Show all lines that include the string "JSON"; copy each one.

Data items
__________

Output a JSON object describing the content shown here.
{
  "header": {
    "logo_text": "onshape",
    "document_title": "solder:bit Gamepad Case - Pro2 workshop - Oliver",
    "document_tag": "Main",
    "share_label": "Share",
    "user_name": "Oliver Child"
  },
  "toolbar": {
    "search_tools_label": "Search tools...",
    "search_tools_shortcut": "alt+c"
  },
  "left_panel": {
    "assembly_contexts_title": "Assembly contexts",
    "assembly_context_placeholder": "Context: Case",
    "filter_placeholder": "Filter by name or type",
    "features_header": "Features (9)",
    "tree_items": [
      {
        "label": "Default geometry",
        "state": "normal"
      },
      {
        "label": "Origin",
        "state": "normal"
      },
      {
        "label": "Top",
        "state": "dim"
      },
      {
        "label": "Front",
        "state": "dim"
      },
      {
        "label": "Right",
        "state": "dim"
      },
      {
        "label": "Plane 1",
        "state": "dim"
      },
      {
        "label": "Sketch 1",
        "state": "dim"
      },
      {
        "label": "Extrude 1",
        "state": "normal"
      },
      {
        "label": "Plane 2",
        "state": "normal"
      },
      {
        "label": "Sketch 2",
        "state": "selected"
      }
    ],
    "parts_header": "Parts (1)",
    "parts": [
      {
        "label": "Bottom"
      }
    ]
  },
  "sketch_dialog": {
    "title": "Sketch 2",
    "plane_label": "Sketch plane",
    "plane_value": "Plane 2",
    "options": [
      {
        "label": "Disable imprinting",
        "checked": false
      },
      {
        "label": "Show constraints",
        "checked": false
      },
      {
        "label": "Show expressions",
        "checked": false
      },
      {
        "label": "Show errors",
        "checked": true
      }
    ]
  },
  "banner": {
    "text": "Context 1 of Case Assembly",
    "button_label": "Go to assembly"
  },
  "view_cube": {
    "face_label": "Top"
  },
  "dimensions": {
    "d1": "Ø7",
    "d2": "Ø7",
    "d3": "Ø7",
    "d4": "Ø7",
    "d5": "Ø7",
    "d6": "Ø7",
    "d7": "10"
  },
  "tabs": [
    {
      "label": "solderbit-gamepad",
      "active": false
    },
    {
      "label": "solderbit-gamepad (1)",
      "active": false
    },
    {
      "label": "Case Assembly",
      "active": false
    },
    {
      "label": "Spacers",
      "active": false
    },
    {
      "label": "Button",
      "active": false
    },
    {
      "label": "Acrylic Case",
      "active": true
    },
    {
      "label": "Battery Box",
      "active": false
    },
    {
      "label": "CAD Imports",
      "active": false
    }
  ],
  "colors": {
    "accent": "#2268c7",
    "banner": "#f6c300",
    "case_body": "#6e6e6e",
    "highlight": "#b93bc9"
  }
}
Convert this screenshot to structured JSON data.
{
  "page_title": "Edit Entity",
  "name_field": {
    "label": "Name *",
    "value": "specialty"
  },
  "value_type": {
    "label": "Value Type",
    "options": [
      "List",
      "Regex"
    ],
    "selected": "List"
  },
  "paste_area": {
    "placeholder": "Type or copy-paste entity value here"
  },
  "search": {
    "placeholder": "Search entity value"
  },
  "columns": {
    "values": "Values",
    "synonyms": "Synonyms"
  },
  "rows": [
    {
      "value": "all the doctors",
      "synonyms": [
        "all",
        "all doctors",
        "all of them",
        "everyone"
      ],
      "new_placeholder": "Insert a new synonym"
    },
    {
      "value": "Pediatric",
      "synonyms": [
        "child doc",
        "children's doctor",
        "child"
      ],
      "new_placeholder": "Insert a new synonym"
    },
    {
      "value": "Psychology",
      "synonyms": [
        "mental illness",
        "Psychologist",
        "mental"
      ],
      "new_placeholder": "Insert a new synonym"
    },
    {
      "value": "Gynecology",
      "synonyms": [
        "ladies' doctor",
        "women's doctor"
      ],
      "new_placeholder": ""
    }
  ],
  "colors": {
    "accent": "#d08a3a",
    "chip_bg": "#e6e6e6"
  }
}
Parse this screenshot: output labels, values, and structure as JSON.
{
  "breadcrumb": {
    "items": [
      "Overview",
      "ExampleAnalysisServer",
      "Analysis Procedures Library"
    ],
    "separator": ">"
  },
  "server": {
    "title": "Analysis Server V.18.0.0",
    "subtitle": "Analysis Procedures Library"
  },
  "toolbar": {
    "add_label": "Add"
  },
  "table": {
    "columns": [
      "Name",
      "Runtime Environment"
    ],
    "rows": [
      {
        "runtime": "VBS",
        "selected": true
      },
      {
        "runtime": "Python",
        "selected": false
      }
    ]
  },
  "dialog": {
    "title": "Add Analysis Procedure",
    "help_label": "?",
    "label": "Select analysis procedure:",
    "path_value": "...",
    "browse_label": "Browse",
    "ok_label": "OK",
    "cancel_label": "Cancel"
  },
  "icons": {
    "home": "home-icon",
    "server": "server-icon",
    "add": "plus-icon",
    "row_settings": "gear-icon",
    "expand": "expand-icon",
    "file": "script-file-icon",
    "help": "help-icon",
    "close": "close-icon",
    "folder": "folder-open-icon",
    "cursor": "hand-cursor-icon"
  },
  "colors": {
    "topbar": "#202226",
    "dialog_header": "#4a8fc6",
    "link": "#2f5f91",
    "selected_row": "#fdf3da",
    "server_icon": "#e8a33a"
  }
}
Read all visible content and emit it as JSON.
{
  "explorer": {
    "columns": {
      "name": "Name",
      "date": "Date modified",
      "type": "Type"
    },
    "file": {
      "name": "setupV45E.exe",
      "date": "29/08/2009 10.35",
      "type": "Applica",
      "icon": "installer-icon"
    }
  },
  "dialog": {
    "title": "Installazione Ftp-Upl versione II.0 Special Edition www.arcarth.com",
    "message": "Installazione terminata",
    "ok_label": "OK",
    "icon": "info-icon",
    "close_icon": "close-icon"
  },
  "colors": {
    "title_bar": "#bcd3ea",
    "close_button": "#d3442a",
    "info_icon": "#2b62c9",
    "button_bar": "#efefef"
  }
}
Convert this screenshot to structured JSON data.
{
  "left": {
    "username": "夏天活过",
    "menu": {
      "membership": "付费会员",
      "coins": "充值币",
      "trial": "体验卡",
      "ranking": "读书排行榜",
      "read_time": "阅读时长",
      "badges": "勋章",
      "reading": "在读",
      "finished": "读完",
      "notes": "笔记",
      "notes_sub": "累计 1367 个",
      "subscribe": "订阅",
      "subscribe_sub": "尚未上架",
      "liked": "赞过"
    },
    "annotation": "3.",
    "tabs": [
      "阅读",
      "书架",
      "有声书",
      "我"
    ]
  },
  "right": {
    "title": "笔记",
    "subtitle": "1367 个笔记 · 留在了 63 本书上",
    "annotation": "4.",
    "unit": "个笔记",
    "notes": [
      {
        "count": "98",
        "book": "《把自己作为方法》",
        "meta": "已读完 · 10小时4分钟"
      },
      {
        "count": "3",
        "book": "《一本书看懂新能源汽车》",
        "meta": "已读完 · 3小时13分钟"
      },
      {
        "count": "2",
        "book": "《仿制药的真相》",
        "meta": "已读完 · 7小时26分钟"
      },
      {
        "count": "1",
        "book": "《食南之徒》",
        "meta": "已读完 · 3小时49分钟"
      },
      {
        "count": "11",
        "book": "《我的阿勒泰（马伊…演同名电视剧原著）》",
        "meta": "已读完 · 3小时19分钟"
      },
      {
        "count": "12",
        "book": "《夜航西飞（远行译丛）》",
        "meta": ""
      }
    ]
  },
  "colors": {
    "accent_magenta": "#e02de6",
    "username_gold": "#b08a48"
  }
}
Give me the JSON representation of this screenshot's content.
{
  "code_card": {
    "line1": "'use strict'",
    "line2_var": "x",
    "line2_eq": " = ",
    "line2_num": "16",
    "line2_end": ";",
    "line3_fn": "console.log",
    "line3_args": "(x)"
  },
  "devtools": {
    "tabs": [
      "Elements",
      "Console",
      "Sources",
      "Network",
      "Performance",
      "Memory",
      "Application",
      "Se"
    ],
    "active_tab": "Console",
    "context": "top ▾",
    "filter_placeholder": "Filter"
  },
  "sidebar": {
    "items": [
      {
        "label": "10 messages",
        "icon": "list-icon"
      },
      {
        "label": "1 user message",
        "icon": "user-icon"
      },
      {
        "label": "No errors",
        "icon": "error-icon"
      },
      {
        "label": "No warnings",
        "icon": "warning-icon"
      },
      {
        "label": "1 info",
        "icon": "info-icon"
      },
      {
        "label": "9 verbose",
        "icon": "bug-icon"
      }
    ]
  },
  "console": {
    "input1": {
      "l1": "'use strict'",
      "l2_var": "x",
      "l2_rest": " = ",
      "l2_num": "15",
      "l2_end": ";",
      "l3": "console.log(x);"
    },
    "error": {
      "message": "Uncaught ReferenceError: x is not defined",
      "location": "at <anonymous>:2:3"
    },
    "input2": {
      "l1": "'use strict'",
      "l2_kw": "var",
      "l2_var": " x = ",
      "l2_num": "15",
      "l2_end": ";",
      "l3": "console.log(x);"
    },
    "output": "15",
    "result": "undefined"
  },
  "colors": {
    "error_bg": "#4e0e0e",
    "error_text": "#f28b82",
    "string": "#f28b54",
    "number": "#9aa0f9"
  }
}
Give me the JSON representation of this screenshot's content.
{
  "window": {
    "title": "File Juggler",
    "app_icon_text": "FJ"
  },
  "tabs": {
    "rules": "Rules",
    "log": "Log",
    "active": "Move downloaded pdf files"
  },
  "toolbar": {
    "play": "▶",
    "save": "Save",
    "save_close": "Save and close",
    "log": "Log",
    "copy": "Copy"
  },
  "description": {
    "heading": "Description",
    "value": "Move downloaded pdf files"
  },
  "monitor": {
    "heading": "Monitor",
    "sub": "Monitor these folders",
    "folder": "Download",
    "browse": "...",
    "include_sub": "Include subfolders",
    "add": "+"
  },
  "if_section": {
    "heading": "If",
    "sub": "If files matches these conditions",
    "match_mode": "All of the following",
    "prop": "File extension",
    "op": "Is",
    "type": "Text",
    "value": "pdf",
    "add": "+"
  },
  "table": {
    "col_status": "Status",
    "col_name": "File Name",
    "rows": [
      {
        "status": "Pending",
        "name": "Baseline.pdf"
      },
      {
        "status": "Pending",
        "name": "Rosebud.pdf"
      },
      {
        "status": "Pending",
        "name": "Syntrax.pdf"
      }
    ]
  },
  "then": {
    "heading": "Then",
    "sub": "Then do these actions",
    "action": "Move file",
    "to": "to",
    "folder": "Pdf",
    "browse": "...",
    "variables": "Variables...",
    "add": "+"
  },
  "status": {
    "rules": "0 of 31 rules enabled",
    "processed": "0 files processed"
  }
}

__________

◆ Answer below:
Output a JSON object describing the content shown here.
Convert this screenshot to structured JSON data.
Parse this screenshot: output labels, values, and structure as JSON.
Read all visible content and emit it as JSON.
Convert this screenshot to structured JSON data.
Give me the JSON representation of this screenshot's content.
Give me the JSON representation of this screenshot's content.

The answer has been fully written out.